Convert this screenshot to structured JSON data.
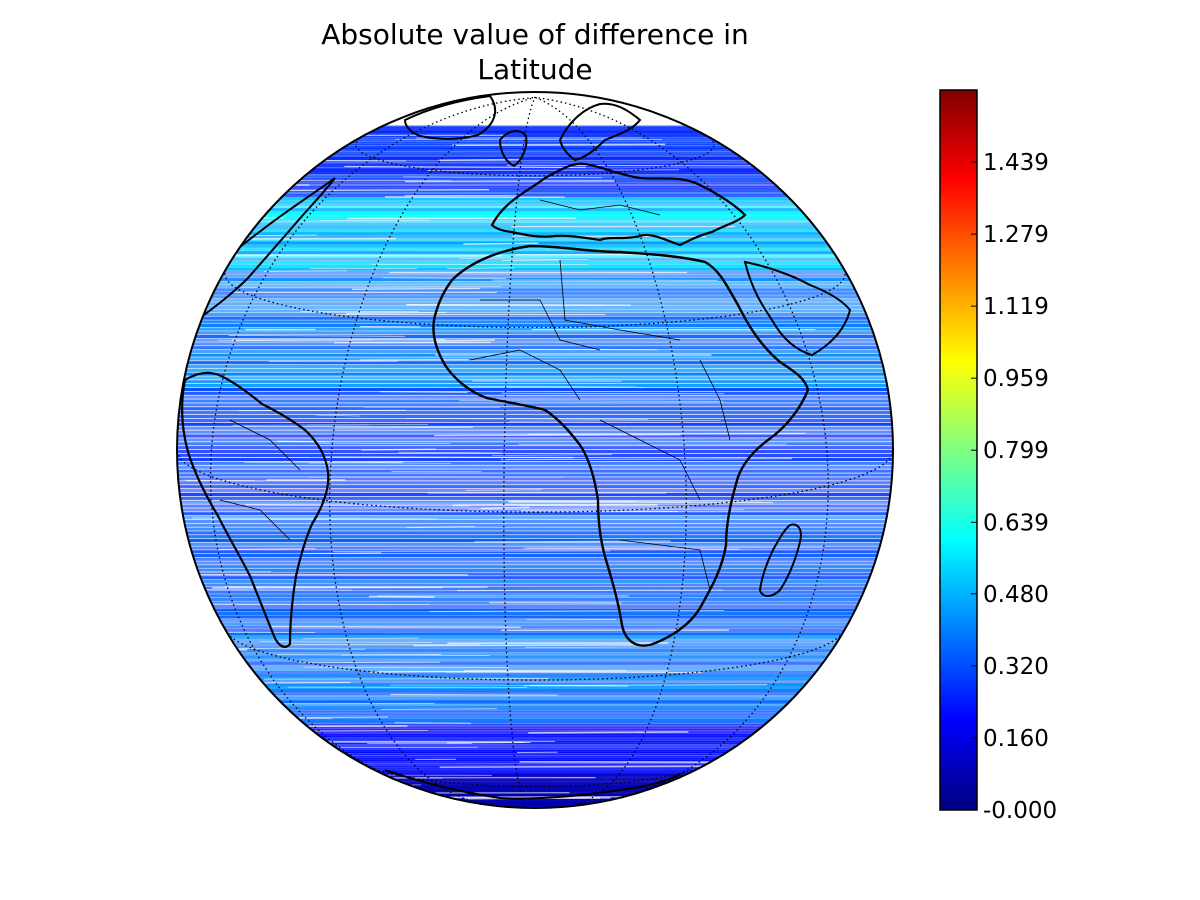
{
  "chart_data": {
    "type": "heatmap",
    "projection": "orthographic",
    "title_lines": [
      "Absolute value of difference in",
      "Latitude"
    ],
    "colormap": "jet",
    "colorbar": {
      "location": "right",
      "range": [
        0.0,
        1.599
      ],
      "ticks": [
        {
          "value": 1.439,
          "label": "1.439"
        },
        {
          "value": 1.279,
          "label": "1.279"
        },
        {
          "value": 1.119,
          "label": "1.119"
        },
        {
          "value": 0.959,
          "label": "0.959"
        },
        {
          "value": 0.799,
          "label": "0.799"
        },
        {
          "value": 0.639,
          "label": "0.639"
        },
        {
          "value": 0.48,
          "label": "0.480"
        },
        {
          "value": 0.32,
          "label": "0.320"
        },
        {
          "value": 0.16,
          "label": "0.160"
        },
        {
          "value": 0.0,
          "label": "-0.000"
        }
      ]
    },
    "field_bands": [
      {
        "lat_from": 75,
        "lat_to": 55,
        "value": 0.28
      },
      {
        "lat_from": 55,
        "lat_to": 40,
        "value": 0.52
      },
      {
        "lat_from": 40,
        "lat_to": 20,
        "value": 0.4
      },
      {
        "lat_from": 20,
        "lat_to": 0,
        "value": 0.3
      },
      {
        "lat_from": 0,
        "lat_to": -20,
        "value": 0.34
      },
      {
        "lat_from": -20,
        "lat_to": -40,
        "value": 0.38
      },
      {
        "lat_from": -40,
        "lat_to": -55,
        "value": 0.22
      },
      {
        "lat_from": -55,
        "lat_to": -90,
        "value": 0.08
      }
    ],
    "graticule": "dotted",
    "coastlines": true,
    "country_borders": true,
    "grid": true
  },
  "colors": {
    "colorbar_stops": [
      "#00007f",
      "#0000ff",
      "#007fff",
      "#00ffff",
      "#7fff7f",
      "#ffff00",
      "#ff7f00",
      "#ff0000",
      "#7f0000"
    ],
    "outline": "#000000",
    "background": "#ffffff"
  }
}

- - -

Provide the number of lines in these entries that hold the word "label", without any accompanying text.

10